* Work instructions:
A: Answer these questions about the next-word prediction notebook:
(i) Where does the second download save its file?
(ii) What default value does TinyNextWordModel give hidden_dim?
(iii) What does simple_tokenizer do to the text before splitting it?
B: Write the next part of the next-word prediction notebook, picking up right after its final line.

* Extracted text:
_ _ _ _ _ _ _
**MODEL OUTPUT**

Just run this script it will download all dependencies 👇

In [10]:
!gdown "https://drive.google.com/uc?id=1J78MUhgrvq720oQkCEkIlxo9becbG0BY"
!gdown "https://drive.google.com/uc?id=13TeQjXINKQvFR_1sj6OT2j63OtwJXwzn"
!gdown "https://drive.google.com/uc?id=1tebdUijCsq8z7r5bo3_Hoq5jAM0fotzR"

Downloading...
From: https://drive.google.com/uc?id=1J78MUhgrvq720oQkCEkIlxo9becbG0BY
To: /content/vocab.pkl
100% 38.2k/38.2k [00:00<00:00, 21.3MB/s]
Downloading...
From: https://drive.google.com/uc?id=13TeQjXINKQvFR_1sj6OT2j63OtwJXwzn
To: /content/trained_model.pkl
100% 856k/856k [00:00<00:00, 82.4MB/s]
Downloading...
From: https://drive.google.com/uc?id=1tebdUijCsq8z7r5bo3_Hoq5jAM0fotzR
To: /content/inv_vocab.pkl
100% 38.3k/38.3k [00:00<00:00, 49.4MB/s]


In [11]:
import torch                        # use to do tensor computation fast
import torch.nn as nn               # nn pytorch dedicated library for neural networks
import torch.nn.functional as F

In [12]:


class TinyNextWordModel(nn.Module):
    def __init__(self, vocab_size=2000, embed_dim=32, hidden_dim=64):
        super().__init__()
        self.embed = nn.Embedding(vocab_size, embed_dim)
        self.gru = nn.GRU(embed_dim, hidden_dim, batch_first=True)
        self.fc = nn.Linear(hidden_dim, vocab_size)

    def forward(self, x):
        x = self.embed(x)
        out, _ = self.gru(x)
        out = self.fc(out[:, -1, :])
        return out

In [13]:

def simple_tokenizer(text):
    return text.lower().split()


In [14]:
vocab = torch.load("vocab.pkl")
inv_vocab = torch.load("inv_vocab.pkl")
vocab_size = min(len(vocab), 2000)
model99 = torch.load("trained_model.pkl", weights_only=False)

this is the main code 👇

In [15]:
def predict(model, text_input, seq_len=20, top_k=5):
    model.eval()
_ _ _ _ _ _ _
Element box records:
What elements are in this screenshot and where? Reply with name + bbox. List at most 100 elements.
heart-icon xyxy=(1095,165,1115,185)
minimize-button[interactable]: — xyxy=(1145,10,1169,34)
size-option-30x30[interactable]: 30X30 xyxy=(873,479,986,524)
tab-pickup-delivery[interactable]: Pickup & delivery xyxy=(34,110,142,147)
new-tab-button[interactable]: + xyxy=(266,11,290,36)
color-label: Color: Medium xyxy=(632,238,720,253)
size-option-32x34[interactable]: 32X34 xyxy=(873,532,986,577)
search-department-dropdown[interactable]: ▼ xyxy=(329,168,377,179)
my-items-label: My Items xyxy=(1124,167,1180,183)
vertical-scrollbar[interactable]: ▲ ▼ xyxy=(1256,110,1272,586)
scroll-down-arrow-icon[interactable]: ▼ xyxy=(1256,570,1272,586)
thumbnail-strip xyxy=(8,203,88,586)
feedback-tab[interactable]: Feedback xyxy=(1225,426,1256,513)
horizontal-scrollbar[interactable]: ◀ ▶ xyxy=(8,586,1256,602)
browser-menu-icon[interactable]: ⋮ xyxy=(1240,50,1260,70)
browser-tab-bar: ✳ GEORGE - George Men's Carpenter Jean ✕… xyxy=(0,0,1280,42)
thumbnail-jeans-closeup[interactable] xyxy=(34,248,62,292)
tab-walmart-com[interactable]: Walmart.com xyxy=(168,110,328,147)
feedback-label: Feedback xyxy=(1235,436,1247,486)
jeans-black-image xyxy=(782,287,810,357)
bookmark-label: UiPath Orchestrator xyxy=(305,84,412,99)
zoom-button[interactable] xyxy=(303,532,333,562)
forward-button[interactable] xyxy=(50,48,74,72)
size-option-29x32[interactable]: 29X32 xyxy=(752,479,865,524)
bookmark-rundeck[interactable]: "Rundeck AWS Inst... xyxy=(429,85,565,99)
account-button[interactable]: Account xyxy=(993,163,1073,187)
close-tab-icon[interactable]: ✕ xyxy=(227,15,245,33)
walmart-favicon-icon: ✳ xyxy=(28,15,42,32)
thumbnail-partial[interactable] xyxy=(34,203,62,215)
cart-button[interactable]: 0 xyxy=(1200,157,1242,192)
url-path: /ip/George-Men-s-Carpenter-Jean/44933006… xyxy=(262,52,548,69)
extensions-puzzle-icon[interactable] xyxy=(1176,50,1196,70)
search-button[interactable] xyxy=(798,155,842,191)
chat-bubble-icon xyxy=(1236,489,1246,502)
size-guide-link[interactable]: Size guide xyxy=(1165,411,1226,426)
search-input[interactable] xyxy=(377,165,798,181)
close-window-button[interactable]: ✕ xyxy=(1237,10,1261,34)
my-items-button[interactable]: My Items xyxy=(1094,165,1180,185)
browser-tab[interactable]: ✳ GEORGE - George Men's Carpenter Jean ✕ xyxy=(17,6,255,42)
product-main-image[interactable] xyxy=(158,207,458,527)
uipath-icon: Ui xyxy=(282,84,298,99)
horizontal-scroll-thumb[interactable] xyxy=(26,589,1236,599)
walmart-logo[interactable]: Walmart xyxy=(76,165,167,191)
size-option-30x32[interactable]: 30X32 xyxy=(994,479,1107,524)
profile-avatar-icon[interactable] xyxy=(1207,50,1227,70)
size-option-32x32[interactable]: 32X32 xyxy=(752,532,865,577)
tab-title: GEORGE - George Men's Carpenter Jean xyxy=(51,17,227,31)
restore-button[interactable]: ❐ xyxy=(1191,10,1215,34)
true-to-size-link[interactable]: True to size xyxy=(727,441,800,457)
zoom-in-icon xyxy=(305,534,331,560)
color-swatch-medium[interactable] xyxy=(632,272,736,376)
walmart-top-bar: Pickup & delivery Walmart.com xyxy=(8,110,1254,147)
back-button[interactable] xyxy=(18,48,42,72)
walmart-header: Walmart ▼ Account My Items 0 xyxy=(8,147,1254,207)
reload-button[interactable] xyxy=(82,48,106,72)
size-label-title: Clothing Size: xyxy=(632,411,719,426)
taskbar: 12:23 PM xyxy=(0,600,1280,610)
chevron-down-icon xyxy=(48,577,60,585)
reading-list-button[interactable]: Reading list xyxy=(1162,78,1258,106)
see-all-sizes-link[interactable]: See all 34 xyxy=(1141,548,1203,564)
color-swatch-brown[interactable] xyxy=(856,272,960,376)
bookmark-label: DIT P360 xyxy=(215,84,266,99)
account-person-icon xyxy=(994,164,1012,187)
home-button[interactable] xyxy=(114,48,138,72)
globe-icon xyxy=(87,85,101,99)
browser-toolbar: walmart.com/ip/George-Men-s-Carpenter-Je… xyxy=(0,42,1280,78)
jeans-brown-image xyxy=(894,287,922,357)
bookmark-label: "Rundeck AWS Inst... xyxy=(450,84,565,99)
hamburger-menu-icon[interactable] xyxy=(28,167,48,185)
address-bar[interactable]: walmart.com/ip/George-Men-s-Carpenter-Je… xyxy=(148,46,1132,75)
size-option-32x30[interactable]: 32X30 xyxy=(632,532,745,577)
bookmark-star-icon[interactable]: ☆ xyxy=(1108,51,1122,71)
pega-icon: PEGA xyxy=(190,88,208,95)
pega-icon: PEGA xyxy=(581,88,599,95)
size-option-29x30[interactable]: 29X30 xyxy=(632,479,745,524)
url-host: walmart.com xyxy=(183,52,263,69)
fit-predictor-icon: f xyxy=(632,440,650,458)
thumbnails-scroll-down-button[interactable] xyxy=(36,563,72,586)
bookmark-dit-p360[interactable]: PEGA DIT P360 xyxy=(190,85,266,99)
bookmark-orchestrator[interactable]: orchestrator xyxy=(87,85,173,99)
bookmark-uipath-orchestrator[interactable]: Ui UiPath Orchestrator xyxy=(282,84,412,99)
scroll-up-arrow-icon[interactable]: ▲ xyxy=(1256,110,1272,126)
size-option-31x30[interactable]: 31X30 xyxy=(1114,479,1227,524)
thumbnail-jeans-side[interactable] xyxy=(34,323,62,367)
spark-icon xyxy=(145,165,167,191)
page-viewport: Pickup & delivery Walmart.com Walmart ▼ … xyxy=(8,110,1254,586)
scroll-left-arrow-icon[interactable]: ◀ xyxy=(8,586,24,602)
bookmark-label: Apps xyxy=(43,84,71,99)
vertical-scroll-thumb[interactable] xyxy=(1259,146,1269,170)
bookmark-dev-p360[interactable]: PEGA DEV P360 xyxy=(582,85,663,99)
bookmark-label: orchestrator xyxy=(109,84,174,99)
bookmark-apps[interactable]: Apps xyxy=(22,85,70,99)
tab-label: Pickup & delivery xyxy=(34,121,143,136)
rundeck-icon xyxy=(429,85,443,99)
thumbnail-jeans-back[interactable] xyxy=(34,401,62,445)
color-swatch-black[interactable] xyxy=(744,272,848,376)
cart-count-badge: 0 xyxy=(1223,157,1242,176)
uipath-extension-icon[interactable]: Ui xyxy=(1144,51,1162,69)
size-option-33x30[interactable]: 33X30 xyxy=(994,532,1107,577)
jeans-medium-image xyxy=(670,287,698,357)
_ _ _ _ _ _ _
* Answers to the exercise:
A:
(i) /content/trained_model.pkl
(ii) 64
(iii) It converts the text to lowercase.

B:
    tokens = simple_tokenizer(text_input)  # same tokenizer as training
    encoded = [vocab.get(t, 0) for t in tokens[-seq_len:]]
    if len(encoded) < seq_len:
        encoded = [0]*(seq_len - len(encoded)) + encoded
    x = torch.tensor(encoded).unsqueeze(0)

    with torch.no_grad():
        out = model(x)
        probs = F.softmax(out, dim=1)
        top_probs, top_idxs = probs.topk(top_k, dim=1)

    results = [(inv_vocab.get(idx.item(), "unknown"), prob.item())
               for idx, prob in zip(top_idxs[0], top_probs[0])]
    return results

this is the driving code that call predict function 👇

as these is biased towards space theme i reccomendes to use question like:



solar ?


pluto is a ?


black ?


( ofc dont use question mark)

In [17]:
ques = " sun is very "
preds = predict(model99, ques, top_k=5)
for word, prob in preds:
    print(word,"             ", f"{prob*100:.2f}","%  probability")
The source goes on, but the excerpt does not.